**TASK GOAL**
Return every entry exactly as written.

**LISTING**
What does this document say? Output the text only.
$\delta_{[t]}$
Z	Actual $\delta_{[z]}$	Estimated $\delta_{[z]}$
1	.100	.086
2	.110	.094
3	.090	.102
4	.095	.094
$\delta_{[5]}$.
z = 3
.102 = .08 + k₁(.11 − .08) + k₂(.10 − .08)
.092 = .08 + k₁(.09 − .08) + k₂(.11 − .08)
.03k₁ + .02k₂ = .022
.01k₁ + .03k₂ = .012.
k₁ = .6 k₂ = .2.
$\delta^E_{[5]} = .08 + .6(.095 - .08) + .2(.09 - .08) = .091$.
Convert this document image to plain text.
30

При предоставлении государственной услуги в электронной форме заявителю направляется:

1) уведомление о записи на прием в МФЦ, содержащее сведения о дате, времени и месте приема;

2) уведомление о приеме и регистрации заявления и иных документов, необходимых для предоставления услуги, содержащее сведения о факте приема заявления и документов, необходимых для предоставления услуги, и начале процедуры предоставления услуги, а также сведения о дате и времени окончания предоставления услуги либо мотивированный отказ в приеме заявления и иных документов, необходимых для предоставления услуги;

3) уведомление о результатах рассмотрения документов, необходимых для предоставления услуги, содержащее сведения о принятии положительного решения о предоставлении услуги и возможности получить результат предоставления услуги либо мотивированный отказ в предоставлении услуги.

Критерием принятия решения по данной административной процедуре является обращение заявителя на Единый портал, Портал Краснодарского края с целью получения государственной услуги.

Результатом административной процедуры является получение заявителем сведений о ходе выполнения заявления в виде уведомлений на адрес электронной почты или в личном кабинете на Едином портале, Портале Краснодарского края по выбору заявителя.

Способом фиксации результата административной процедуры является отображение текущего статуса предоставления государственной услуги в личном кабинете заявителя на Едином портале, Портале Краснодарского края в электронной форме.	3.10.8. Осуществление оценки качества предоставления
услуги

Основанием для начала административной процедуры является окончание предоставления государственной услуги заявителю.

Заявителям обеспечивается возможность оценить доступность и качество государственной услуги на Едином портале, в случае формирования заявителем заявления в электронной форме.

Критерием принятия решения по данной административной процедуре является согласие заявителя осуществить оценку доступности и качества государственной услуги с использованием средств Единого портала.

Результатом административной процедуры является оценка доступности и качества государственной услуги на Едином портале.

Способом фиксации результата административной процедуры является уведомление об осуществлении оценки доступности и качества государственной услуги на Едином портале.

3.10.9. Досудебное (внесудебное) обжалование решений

**COMPLETED TASK**
What does this document say? Output the text only.
$\delta_{[t]}$
Z	Actual $\delta_{[z]}$	Estimated $\delta_{[z]}$
1	.100	.086
2	.110	.094
3	.090	.102
4	.095	.094
$\delta_{[5]}$.
z = 3
.102 = .08 + k₁(.11 − .08) + k₂(.10 − .08)
.092 = .08 + k₁(.09 − .08) + k₂(.11 − .08)
.03k₁ + .02k₂ = .022
.01k₁ + .03k₂ = .012.
k₁ = .6 k₂ = .2.
$\delta^E_{[5]} = .08 + .6(.095 - .08) + .2(.09 - .08) = .091$.
Convert this document image to plain text.
30

При предоставлении государственной услуги в электронной форме заявителю направляется:

1) уведомление о записи на прием в МФЦ, содержащее сведения о дате, времени и месте приема;

2) уведомление о приеме и регистрации заявления и иных документов, необходимых для предоставления услуги, содержащее сведения о факте приема заявления и документов, необходимых для предоставления услуги, и начале процедуры предоставления услуги, а также сведения о дате и времени окончания предоставления услуги либо мотивированный отказ в приеме заявления и иных документов, необходимых для предоставления услуги;

3) уведомление о результатах рассмотрения документов, необходимых для предоставления услуги, содержащее сведения о принятии положительного решения о предоставлении услуги и возможности получить результат предоставления услуги либо мотивированный отказ в предоставлении услуги.

Критерием принятия решения по данной административной процедуре является обращение заявителя на Единый портал, Портал Краснодарского края с целью получения государственной услуги.

Результатом административной процедуры является получение заявителем сведений о ходе выполнения заявления в виде уведомлений на адрес электронной почты или в личном кабинете на Едином портале, Портале Краснодарского края по выбору заявителя.

Способом фиксации результата административной процедуры является отображение текущего статуса предоставления государственной услуги в личном кабинете заявителя на Едином портале, Портале Краснодарского края в электронной форме.	3.10.8. Осуществление оценки качества предоставления
услуги

Основанием для начала административной процедуры является окончание предоставления государственной услуги заявителю.

Заявителям обеспечивается возможность оценить доступность и качество государственной услуги на Едином портале, в случае формирования заявителем заявления в электронной форме.

Критерием принятия решения по данной административной процедуре является согласие заявителя осуществить оценку доступности и качества государственной услуги с использованием средств Единого портала.

Результатом административной процедуры является оценка доступности и качества государственной услуги на Едином портале.

Способом фиксации результата административной процедуры является уведомление об осуществлении оценки доступности и качества государственной услуги на Едином портале.

3.10.9. Досудебное (внесудебное) обжалование решений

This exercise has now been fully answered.